#### Listed entries
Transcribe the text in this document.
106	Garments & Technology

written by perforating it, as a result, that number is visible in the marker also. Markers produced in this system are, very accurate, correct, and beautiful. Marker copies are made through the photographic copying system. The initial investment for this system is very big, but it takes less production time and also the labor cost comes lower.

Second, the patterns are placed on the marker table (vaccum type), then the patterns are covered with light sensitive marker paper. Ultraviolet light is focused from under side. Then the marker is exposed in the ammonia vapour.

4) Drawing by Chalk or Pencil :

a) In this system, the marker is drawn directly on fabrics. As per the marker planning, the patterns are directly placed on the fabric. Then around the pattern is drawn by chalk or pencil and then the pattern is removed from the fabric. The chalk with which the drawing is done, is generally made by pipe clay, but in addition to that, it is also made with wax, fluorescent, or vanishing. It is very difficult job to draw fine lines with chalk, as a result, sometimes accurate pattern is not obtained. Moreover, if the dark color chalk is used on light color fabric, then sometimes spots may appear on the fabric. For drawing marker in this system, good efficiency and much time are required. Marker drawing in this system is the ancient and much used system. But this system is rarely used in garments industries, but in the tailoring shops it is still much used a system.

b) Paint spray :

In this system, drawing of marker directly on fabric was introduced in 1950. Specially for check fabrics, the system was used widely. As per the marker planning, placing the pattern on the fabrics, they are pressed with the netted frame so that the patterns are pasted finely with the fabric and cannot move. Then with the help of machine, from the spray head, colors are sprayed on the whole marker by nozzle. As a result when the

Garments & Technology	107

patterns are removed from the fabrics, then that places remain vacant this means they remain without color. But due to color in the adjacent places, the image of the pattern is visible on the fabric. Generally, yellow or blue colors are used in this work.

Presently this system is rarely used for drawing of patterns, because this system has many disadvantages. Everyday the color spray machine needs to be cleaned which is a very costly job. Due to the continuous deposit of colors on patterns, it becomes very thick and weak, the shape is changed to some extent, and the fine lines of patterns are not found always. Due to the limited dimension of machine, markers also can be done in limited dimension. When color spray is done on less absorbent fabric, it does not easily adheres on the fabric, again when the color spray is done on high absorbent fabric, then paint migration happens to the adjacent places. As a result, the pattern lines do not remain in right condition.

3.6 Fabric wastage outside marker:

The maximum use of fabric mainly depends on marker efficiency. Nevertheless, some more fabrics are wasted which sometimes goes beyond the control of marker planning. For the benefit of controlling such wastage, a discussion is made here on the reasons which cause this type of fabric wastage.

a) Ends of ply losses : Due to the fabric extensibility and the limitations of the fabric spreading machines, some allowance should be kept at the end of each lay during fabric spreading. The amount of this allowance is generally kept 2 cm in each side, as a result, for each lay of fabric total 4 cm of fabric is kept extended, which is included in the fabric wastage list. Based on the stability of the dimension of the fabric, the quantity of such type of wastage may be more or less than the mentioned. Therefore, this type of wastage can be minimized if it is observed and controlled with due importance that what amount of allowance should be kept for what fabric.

#### Stated exercise
Extract all of the data shown above and repeat it verbatim.

#### Solved exercise
Transcribe the text in this document.
106	Garments & Technology

written by perforating it, as a result, that number is visible in the marker also. Markers produced in this system are, very accurate, correct, and beautiful. Marker copies are made through the photographic copying system. The initial investment for this system is very big, but it takes less production time and also the labor cost comes lower.

Second, the patterns are placed on the marker table (vaccum type), then the patterns are covered with light sensitive marker paper. Ultraviolet light is focused from under side. Then the marker is exposed in the ammonia vapour.

4) Drawing by Chalk or Pencil :

a) In this system, the marker is drawn directly on fabrics. As per the marker planning, the patterns are directly placed on the fabric. Then around the pattern is drawn by chalk or pencil and then the pattern is removed from the fabric. The chalk with which the drawing is done, is generally made by pipe clay, but in addition to that, it is also made with wax, fluorescent, or vanishing. It is very difficult job to draw fine lines with chalk, as a result, sometimes accurate pattern is not obtained. Moreover, if the dark color chalk is used on light color fabric, then sometimes spots may appear on the fabric. For drawing marker in this system, good efficiency and much time are required. Marker drawing in this system is the ancient and much used system. But this system is rarely used in garments industries, but in the tailoring shops it is still much used a system.

b) Paint spray :

In this system, drawing of marker directly on fabric was introduced in 1950. Specially for check fabrics, the system was used widely. As per the marker planning, placing the pattern on the fabrics, they are pressed with the netted frame so that the patterns are pasted finely with the fabric and cannot move. Then with the help of machine, from the spray head, colors are sprayed on the whole marker by nozzle. As a result when the

Garments & Technology	107

patterns are removed from the fabrics, then that places remain vacant this means they remain without color. But due to color in the adjacent places, the image of the pattern is visible on the fabric. Generally, yellow or blue colors are used in this work.

Presently this system is rarely used for drawing of patterns, because this system has many disadvantages. Everyday the color spray machine needs to be cleaned which is a very costly job. Due to the continuous deposit of colors on patterns, it becomes very thick and weak, the shape is changed to some extent, and the fine lines of patterns are not found always. Due to the limited dimension of machine, markers also can be done in limited dimension. When color spray is done on less absorbent fabric, it does not easily adheres on the fabric, again when the color spray is done on high absorbent fabric, then paint migration happens to the adjacent places. As a result, the pattern lines do not remain in right condition.

3.6 Fabric wastage outside marker:

The maximum use of fabric mainly depends on marker efficiency. Nevertheless, some more fabrics are wasted which sometimes goes beyond the control of marker planning. For the benefit of controlling such wastage, a discussion is made here on the reasons which cause this type of fabric wastage.

a) Ends of ply losses : Due to the fabric extensibility and the limitations of the fabric spreading machines, some allowance should be kept at the end of each lay during fabric spreading. The amount of this allowance is generally kept 2 cm in each side, as a result, for each lay of fabric total 4 cm of fabric is kept extended, which is included in the fabric wastage list. Based on the stability of the dimension of the fabric, the quantity of such type of wastage may be more or less than the mentioned. Therefore, this type of wastage can be minimized if it is observed and controlled with due importance that what amount of allowance should be kept for what fabric.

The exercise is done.